Sort through the data and copy the lines holding the word "konstruksi".

____________________

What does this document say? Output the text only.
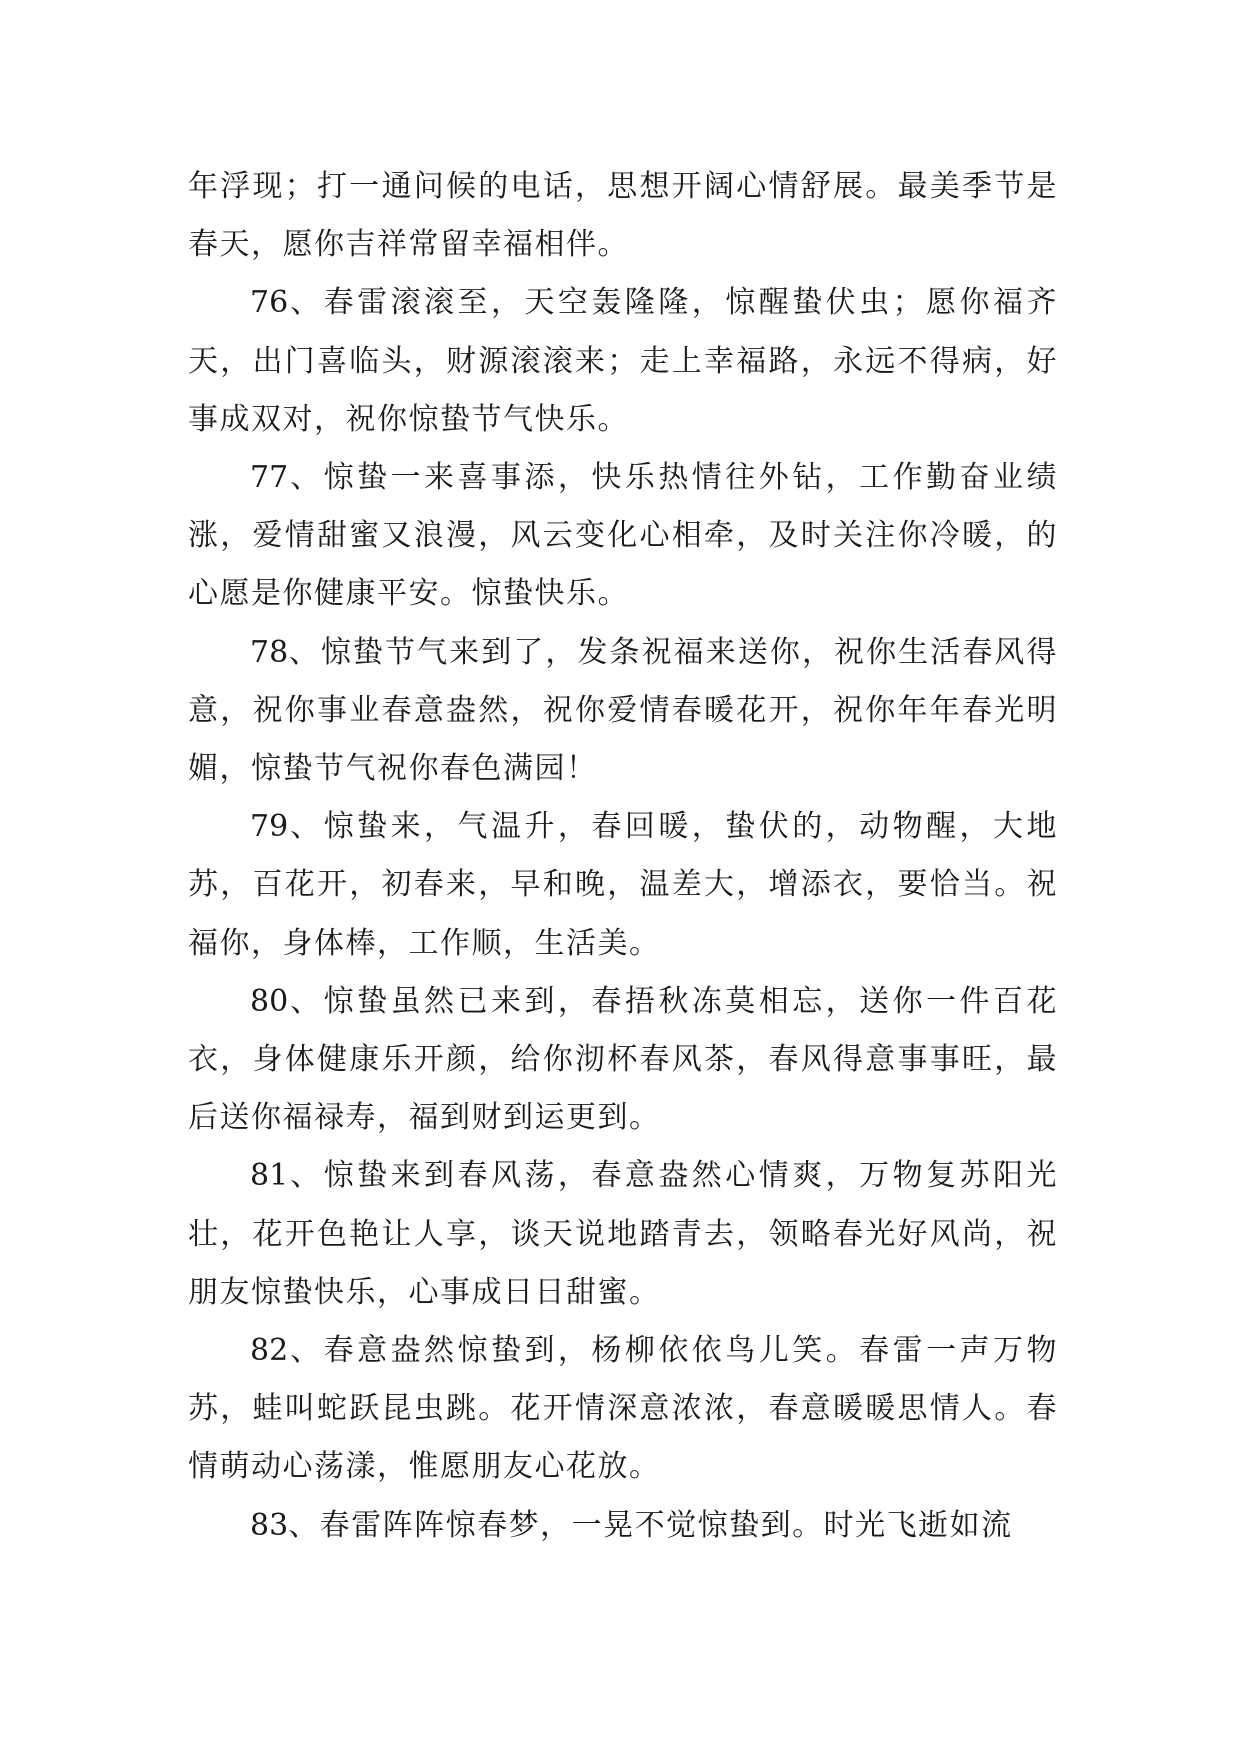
年浮现；打一通问候的电话，思想开阔心情舒展。最美季节是春天，愿你吉祥常留幸福相伴。

76、春雷滚滚至，天空轰隆隆，惊醒蛰伏虫；愿你福齐天，出门喜临头，财源滚滚来；走上幸福路，永远不得病，好事成双对，祝你惊蛰节气快乐。

77、惊蛰一来喜事添，快乐热情往外钻，工作勤奋业绩涨，爱情甜蜜又浪漫，风云变化心相牵，及时关注你冷暖，的心愿是你健康平安。惊蛰快乐。

78、惊蛰节气来到了，发条祝福来送你，祝你生活春风得意，祝你事业春意盎然，祝你爱情春暖花开，祝你年年春光明媚，惊蛰节气祝你春色满园！

79、惊蛰来，气温升，春回暖，蛰伏的，动物醒，大地苏，百花开，初春来，早和晚，温差大，增添衣，要恰当。祝福你，身体棒，工作顺，生活美。

80、惊蛰虽然已来到，春捂秋冻莫相忘，送你一件百花衣，身体健康乐开颜，给你沏杯春风茶，春风得意事事旺，最后送你福禄寿，福到财到运更到。

81、惊蛰来到春风荡，春意盎然心情爽，万物复苏阳光壮，花开色艳让人享，谈天说地踏青去，领略春光好风尚，祝朋友惊蛰快乐，心事成日日甜蜜。

82、春意盎然惊蛰到，杨柳依依鸟儿笑。春雷一声万物苏，蛙叫蛇跃昆虫跳。花开情深意浓浓，春意暖暖思情人。春情萌动心荡漾，惟愿朋友心花放。

83、春雷阵阵惊春梦，一晃不觉惊蛰到。时光飞逝如流
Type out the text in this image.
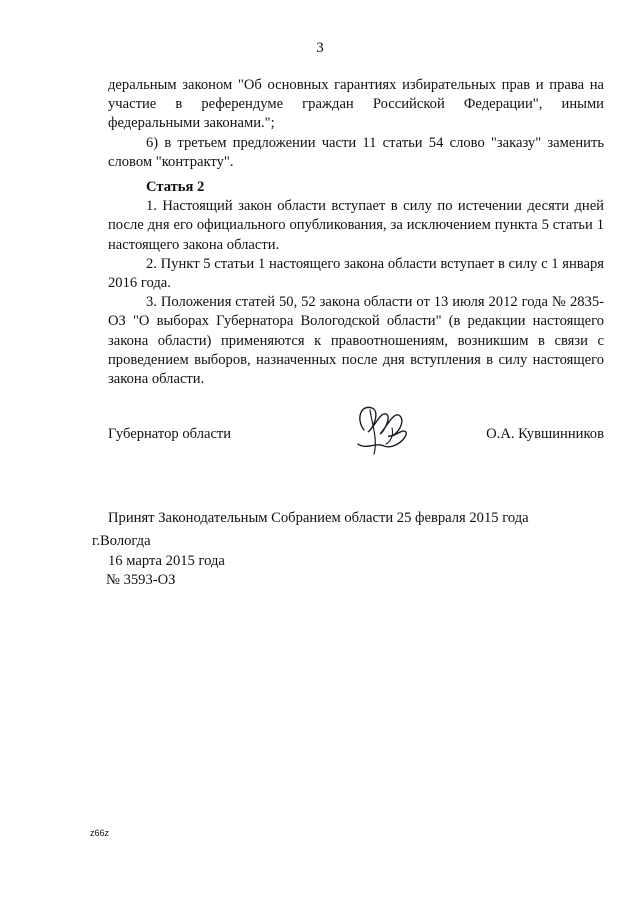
3

деральным законом "Об основных гарантиях избирательных прав и права на участие в референдуме граждан Российской Федерации", иными федеральными законами.";

6) в третьем предложении части 11 статьи 54 слово "заказу" заменить словом "контракту".

Статья 2

1. Настоящий закон области вступает в силу по истечении десяти дней после дня его официального опубликования, за исключением пункта 5 статьи 1 настоящего закона области.

2. Пункт 5 статьи 1 настоящего закона области вступает в силу с 1 января 2016 года.

3. Положения статей 50, 52 закона области от 13 июля 2012 года № 2835-ОЗ "О выборах Губернатора Вологодской области" (в редакции настоящего закона области) применяются к правоотношениям, возникшим в связи с проведением выборов, назначенных после дня вступления в силу настоящего закона области.

Губернатор области	О.А. Кувшинников
Принят Законодательным Собранием области 25 февраля 2015 года
г.Вологда
16 марта 2015 года
№ 3593-ОЗ
z66z
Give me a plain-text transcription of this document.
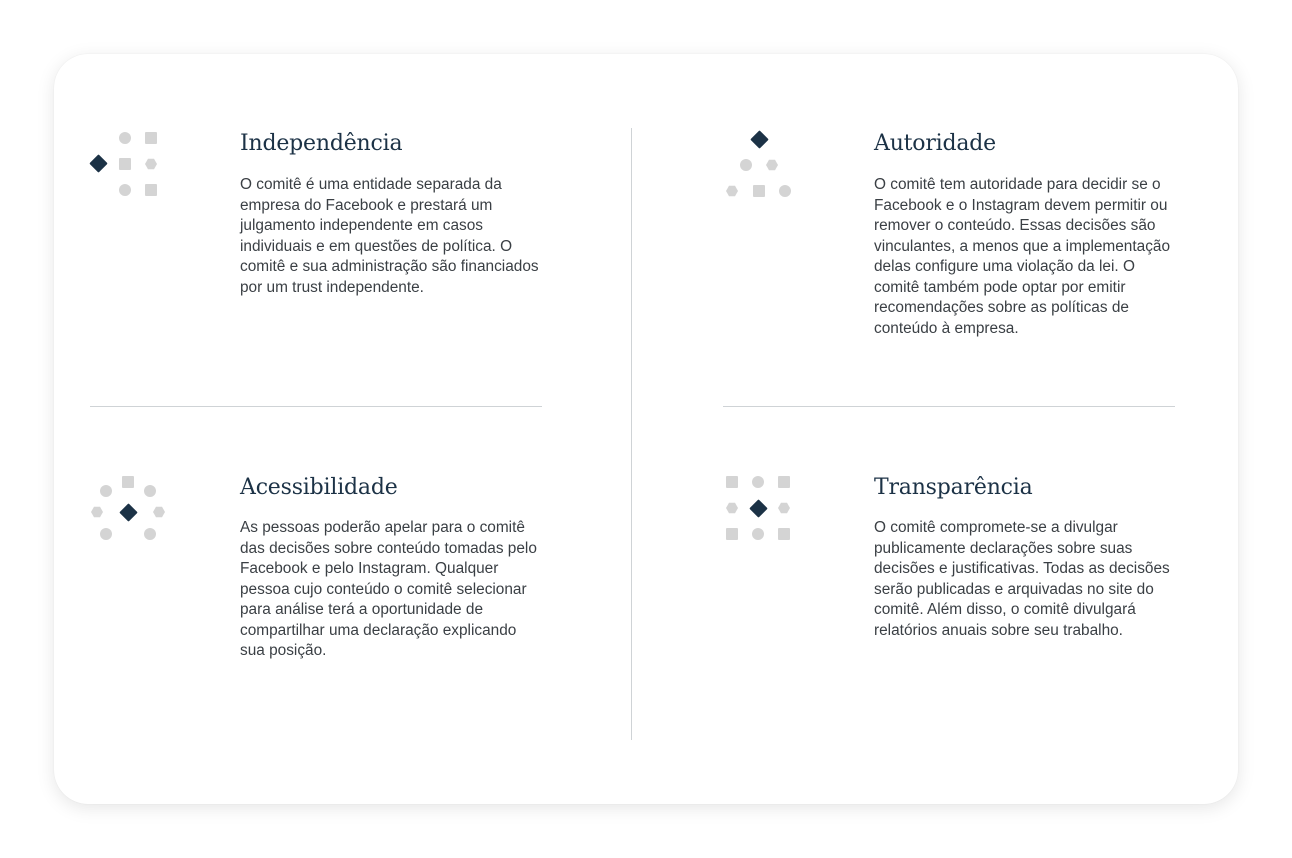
Independência

O comitê é uma entidade separada da empresa do Facebook e prestará um julgamento independente em casos individuais e em questões de política. O comitê e sua administração são financiados por um trust independente.

Autoridade

O comitê tem autoridade para decidir se o Facebook e o Instagram devem permitir ou remover o conteúdo. Essas decisões são vinculantes, a menos que a implementação delas configure uma violação da lei. O comitê também pode optar por emitir recomendações sobre as políticas de conteúdo à empresa.

Acessibilidade

As pessoas poderão apelar para o comitê das decisões sobre conteúdo tomadas pelo Facebook e pelo Instagram. Qualquer pessoa cujo conteúdo o comitê selecionar para análise terá a oportunidade de compartilhar uma declaração explicando sua posição.

Transparência

O comitê compromete-se a divulgar publicamente declarações sobre suas decisões e justificativas. Todas as decisões serão publicadas e arquivadas no site do comitê. Além disso, o comitê divulgará relatórios anuais sobre seu trabalho.
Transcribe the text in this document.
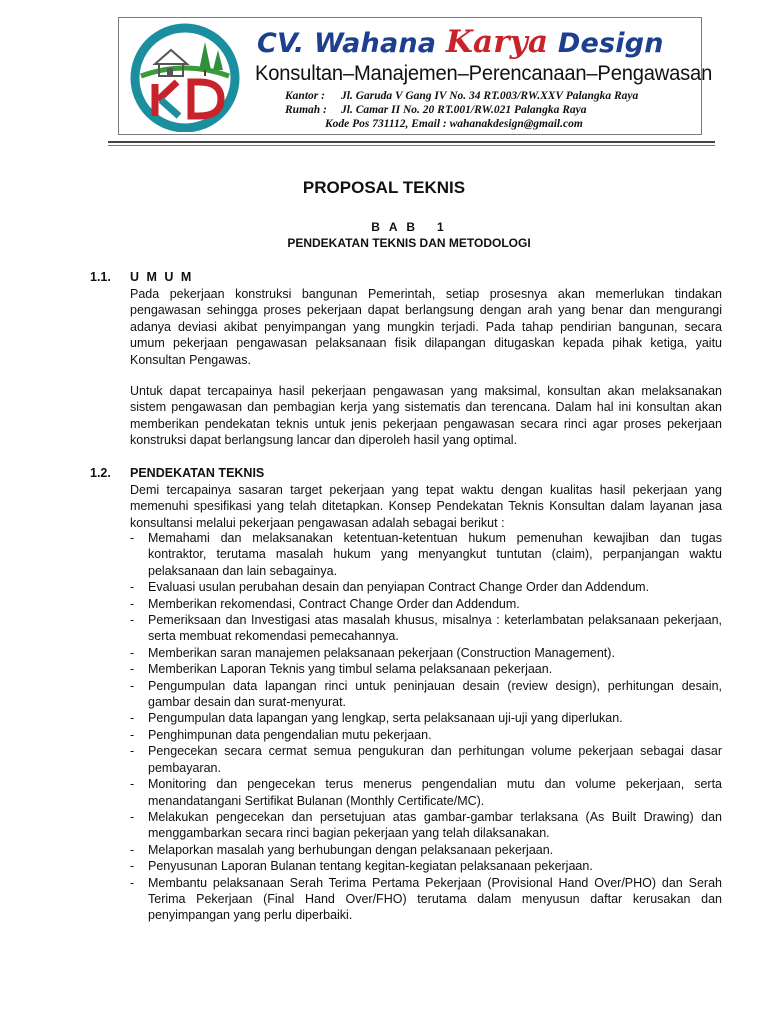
CV. Wahana Karya Design
Konsultan–Manajemen–Perencanaan–Pengawasan
Kantor : Jl. Garuda V Gang IV No. 34 RT.003/RW.XXV Palangka Raya
Rumah : Jl. Camar II No. 20 RT.001/RW.021 Palangka Raya
Kode Pos 731112, Email : wahanakdesign@gmail.com
PROPOSAL TEKNIS
B A B   1
PENDEKATAN TEKNIS DAN METODOLOGI
1.1. U M U M

Pada pekerjaan konstruksi bangunan Pemerintah, setiap prosesnya akan memerlukan tindakan pengawasan sehingga proses pekerjaan dapat berlangsung dengan arah yang benar dan mengurangi adanya deviasi akibat penyimpangan yang mungkin terjadi. Pada tahap pendirian bangunan, secara umum pekerjaan pengawasan pelaksanaan fisik dilapangan ditugaskan kepada pihak ketiga, yaitu Konsultan Pengawas.

Untuk dapat tercapainya hasil pekerjaan pengawasan yang maksimal, konsultan akan melaksanakan sistem pengawasan dan pembagian kerja yang sistematis dan terencana. Dalam hal ini konsultan akan memberikan pendekatan teknis untuk jenis pekerjaan pengawasan secara rinci agar proses pekerjaan konstruksi dapat berlangsung lancar dan diperoleh hasil yang optimal.

1.2. PENDEKATAN TEKNIS

Demi tercapainya sasaran target pekerjaan yang tepat waktu dengan kualitas hasil pekerjaan yang memenuhi spesifikasi yang telah ditetapkan. Konsep Pendekatan Teknis Konsultan dalam layanan jasa konsultansi melalui pekerjaan pengawasan adalah sebagai berikut :

- Memahami dan melaksanakan ketentuan-ketentuan hukum pemenuhan kewajiban dan tugas kontraktor, terutama masalah hukum yang menyangkut tuntutan (claim), perpanjangan waktu pelaksanaan dan lain sebagainya.
- Evaluasi usulan perubahan desain dan penyiapan Contract Change Order dan Addendum.
- Memberikan rekomendasi, Contract Change Order dan Addendum.
- Pemeriksaan dan Investigasi atas masalah khusus, misalnya : keterlambatan pelaksanaan pekerjaan, serta membuat rekomendasi pemecahannya.
- Memberikan saran manajemen pelaksanaan pekerjaan (Construction Management).
- Memberikan Laporan Teknis yang timbul selama pelaksanaan pekerjaan.
- Pengumpulan data lapangan rinci untuk peninjauan desain (review design), perhitungan desain, gambar desain dan surat-menyurat.
- Pengumpulan data lapangan yang lengkap, serta pelaksanaan uji-uji yang diperlukan.
- Penghimpunan data pengendalian mutu pekerjaan.
- Pengecekan secara cermat semua pengukuran dan perhitungan volume pekerjaan sebagai dasar pembayaran.
- Monitoring dan pengecekan terus menerus pengendalian mutu dan volume pekerjaan, serta menandatangani Sertifikat Bulanan (Monthly Certificate/MC).
- Melakukan pengecekan dan persetujuan atas gambar-gambar terlaksana (As Built Drawing) dan menggambarkan secara rinci bagian pekerjaan yang telah dilaksanakan.
- Melaporkan masalah yang berhubungan dengan pelaksanaan pekerjaan.
- Penyusunan Laporan Bulanan tentang kegitan-kegiatan pelaksanaan pekerjaan.
- Membantu pelaksanaan Serah Terima Pertama Pekerjaan (Provisional Hand Over/PHO) dan Serah Terima Pekerjaan (Final Hand Over/FHO) terutama dalam menyusun daftar kerusakan dan penyimpangan yang perlu diperbaiki.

____________________

• Written answer
Pada pekerjaan konstruksi bangunan Pemerintah, setiap prosesnya akan memerlukan tindakan pengawasan sehingga proses pekerjaan dapat berlangsung dengan arah yang benar dan mengurangi adanya deviasi akibat penyimpangan yang mungkin terjadi. Pada tahap pendirian bangunan, secara umum pekerjaan pengawasan pelaksanaan fisik dilapangan ditugaskan kepada pihak ketiga, yaitu Konsultan Pengawas.
Untuk dapat tercapainya hasil pekerjaan pengawasan yang maksimal, konsultan akan melaksanakan sistem pengawasan dan pembagian kerja yang sistematis dan terencana. Dalam hal ini konsultan akan memberikan pendekatan teknis untuk jenis pekerjaan pengawasan secara rinci agar proses pekerjaan konstruksi dapat berlangsung lancar dan diperoleh hasil yang optimal.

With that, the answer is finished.